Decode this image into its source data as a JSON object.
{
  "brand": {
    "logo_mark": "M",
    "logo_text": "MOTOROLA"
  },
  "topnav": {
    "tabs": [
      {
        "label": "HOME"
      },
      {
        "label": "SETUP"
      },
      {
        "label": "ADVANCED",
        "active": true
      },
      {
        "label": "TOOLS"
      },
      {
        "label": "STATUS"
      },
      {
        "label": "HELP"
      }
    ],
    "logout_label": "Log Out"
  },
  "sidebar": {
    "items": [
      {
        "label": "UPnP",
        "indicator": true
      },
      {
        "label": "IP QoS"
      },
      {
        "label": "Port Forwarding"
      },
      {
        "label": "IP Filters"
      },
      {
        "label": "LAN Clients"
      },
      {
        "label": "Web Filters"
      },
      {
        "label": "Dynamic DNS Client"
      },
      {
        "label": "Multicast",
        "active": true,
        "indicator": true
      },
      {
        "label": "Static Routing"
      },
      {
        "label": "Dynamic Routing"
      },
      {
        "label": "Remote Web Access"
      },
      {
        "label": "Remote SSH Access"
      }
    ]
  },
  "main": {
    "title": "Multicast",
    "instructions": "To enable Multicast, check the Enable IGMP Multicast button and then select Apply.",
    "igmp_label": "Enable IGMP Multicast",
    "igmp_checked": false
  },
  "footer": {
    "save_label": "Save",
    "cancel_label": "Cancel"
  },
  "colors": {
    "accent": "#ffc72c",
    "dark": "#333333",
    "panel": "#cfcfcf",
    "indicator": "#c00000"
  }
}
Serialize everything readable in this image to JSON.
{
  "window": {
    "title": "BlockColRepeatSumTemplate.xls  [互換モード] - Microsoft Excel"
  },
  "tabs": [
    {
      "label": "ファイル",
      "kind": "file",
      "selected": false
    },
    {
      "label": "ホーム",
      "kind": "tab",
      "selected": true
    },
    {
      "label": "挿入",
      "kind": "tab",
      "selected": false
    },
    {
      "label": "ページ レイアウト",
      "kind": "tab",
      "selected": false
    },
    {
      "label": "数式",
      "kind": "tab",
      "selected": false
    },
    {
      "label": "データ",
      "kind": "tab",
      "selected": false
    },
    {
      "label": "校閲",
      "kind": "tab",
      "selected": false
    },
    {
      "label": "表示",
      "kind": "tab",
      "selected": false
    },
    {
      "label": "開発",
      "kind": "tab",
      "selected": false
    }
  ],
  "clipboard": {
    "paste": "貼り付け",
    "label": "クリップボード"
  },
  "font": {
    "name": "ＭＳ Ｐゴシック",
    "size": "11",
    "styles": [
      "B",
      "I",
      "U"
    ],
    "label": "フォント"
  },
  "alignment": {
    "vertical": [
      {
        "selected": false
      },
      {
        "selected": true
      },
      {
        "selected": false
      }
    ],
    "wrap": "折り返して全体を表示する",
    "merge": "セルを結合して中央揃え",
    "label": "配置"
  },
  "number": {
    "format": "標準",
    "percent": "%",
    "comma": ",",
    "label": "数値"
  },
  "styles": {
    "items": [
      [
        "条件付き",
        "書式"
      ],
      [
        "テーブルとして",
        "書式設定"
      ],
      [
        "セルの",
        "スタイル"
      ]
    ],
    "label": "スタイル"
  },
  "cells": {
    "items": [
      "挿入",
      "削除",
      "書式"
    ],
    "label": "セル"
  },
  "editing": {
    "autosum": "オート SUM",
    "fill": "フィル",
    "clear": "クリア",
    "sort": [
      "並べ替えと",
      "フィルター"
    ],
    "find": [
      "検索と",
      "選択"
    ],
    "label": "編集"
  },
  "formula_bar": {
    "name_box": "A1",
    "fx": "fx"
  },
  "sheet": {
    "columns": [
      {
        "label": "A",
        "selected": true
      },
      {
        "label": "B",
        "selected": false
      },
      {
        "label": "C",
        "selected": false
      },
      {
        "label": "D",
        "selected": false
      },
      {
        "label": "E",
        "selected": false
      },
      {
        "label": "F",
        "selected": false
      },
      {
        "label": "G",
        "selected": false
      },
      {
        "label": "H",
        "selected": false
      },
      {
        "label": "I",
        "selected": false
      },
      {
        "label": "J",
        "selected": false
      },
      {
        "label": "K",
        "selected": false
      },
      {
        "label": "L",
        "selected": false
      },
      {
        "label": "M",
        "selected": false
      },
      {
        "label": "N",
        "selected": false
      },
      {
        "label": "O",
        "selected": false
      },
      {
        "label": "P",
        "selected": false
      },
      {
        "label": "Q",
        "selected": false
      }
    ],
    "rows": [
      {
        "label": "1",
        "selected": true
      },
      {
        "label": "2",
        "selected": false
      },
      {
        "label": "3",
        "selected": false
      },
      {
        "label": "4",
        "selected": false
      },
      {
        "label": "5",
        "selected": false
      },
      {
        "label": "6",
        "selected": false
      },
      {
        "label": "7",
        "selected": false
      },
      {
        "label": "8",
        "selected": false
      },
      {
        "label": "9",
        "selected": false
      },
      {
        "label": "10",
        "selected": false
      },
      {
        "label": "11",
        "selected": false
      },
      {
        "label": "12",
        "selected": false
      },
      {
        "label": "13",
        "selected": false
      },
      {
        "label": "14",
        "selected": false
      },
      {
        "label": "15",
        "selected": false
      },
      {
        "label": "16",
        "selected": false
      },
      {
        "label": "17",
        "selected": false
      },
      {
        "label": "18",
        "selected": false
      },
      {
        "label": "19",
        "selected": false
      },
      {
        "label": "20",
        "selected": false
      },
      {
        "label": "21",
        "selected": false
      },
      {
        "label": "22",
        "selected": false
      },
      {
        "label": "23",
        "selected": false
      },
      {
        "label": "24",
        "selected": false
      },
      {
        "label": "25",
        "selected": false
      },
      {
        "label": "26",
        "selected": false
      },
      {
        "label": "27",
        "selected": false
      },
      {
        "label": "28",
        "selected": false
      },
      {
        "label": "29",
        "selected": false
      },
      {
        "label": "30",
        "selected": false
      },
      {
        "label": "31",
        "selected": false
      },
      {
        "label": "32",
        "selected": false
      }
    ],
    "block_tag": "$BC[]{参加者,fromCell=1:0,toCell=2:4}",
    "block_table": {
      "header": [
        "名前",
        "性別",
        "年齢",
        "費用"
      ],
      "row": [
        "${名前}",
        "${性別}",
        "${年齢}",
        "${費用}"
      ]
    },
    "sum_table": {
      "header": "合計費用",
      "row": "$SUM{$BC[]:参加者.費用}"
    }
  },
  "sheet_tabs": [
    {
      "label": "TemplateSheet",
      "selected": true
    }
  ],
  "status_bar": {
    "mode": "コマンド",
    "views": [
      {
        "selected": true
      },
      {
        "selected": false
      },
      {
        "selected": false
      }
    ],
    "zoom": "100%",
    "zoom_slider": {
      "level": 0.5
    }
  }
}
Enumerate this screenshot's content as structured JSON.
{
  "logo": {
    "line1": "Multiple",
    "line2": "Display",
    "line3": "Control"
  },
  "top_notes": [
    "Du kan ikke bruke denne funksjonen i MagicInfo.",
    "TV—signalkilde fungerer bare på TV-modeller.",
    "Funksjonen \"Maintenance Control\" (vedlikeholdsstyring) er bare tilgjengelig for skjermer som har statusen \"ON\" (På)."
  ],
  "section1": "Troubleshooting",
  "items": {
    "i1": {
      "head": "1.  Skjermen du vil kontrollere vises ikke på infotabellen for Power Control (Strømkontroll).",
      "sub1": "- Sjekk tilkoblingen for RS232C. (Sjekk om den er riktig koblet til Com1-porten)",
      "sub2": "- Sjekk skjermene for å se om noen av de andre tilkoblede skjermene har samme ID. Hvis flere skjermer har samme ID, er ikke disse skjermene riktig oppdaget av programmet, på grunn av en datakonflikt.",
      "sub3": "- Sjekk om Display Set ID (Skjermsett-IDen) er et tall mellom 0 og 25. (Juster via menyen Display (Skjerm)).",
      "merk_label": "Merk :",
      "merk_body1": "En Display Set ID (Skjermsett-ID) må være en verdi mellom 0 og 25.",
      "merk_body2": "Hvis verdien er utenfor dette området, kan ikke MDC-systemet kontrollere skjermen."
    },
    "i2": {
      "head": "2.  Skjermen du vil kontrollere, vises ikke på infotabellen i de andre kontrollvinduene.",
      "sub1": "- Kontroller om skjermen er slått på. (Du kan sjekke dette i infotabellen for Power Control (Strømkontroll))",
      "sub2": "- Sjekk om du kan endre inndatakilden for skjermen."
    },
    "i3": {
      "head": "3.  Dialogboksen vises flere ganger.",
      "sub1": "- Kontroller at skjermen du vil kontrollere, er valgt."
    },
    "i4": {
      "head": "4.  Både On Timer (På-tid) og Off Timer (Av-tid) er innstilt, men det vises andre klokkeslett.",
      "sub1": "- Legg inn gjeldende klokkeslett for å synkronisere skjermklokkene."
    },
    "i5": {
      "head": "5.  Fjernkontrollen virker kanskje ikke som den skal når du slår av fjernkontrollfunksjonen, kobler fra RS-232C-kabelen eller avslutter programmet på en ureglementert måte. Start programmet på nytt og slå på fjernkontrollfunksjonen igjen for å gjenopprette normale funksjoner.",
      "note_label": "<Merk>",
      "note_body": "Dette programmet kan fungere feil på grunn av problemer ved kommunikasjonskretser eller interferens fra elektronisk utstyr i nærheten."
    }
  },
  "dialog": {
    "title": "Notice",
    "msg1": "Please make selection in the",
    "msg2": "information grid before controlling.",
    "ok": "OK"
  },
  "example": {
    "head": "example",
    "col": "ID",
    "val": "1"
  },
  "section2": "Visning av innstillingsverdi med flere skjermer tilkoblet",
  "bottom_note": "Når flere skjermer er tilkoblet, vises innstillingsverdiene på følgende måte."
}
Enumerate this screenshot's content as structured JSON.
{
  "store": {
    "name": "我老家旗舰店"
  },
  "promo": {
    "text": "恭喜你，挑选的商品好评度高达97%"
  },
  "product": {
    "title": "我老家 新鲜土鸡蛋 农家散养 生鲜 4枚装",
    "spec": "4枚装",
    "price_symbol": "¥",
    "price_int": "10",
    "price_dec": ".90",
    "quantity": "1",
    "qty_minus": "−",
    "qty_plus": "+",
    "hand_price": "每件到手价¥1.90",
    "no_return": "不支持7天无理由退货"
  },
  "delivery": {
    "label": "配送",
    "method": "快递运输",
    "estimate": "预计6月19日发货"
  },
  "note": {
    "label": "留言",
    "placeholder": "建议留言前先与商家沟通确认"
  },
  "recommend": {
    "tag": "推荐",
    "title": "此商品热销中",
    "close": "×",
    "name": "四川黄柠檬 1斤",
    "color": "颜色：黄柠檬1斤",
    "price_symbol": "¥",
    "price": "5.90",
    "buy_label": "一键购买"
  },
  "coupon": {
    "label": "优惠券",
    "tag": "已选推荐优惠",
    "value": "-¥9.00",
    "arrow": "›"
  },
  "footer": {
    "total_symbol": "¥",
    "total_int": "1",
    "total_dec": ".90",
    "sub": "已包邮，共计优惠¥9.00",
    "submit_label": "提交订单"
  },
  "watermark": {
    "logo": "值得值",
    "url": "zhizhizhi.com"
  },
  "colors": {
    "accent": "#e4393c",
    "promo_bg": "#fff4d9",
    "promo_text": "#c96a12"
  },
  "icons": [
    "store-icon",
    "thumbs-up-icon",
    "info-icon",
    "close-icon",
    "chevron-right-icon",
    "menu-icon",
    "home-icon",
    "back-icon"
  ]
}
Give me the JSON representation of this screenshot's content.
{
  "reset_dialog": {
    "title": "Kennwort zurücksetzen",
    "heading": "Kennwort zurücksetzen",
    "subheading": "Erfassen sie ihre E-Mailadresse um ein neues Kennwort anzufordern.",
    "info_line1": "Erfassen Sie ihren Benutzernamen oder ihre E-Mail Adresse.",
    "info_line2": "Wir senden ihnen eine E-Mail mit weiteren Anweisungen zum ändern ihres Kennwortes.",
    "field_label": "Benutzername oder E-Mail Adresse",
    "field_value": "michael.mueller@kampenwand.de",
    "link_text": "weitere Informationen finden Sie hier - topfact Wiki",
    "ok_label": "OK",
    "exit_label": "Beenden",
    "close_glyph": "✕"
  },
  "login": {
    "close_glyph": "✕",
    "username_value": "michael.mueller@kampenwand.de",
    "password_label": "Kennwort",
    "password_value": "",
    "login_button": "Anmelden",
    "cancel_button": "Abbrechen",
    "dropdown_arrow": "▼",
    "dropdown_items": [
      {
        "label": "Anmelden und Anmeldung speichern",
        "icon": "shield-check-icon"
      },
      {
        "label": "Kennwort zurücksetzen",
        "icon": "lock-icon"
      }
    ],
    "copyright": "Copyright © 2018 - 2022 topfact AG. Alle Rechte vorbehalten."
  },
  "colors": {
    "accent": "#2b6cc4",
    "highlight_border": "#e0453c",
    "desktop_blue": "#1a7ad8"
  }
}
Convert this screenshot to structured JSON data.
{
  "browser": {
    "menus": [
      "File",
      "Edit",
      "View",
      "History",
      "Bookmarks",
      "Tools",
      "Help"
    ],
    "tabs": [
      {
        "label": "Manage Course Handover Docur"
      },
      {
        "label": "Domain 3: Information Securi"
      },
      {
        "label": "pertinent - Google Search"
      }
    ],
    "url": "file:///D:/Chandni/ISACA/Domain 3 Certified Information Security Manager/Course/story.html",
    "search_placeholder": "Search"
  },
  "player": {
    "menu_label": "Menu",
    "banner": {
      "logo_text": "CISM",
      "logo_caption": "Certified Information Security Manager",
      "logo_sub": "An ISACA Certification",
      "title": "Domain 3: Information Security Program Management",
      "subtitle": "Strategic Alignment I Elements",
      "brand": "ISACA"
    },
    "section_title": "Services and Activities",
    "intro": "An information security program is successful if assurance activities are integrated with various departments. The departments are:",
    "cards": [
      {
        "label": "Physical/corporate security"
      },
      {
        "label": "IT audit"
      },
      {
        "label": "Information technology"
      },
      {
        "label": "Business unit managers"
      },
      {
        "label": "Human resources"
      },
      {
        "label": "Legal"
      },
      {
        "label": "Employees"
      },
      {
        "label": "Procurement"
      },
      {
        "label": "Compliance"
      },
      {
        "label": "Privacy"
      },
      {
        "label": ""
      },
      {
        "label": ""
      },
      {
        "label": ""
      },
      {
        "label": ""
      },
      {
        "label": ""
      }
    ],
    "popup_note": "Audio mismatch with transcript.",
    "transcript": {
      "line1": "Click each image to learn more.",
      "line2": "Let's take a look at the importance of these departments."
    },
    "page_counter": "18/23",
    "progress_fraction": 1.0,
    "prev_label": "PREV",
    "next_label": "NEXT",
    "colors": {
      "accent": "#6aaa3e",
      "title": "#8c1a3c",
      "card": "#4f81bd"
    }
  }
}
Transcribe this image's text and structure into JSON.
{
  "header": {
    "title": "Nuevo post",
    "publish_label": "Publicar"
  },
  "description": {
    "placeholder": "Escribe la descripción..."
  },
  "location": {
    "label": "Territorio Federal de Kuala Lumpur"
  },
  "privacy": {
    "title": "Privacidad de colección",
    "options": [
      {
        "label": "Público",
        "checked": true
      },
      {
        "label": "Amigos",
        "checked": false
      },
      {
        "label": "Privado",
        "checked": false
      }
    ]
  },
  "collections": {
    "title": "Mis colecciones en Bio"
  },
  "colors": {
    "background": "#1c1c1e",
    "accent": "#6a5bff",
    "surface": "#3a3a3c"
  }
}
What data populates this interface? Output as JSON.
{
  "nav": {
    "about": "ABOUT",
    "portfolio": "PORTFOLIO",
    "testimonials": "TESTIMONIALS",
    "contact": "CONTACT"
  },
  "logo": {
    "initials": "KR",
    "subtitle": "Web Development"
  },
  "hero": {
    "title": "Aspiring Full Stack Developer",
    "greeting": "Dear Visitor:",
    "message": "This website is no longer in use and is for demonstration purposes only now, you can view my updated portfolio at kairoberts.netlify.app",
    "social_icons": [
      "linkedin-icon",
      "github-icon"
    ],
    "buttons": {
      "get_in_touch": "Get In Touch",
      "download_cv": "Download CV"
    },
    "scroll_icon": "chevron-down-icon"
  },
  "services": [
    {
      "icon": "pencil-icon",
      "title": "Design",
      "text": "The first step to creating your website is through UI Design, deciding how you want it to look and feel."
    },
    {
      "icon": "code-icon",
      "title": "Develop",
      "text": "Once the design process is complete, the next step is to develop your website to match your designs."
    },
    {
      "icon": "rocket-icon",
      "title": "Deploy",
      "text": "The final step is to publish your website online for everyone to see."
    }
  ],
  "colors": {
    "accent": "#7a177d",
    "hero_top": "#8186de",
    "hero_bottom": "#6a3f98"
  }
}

════════════════════

◆ **Set problem**
Work out how many lines in the records above contain the word "andre", and give only that number.

◆ **Answer to the task**
3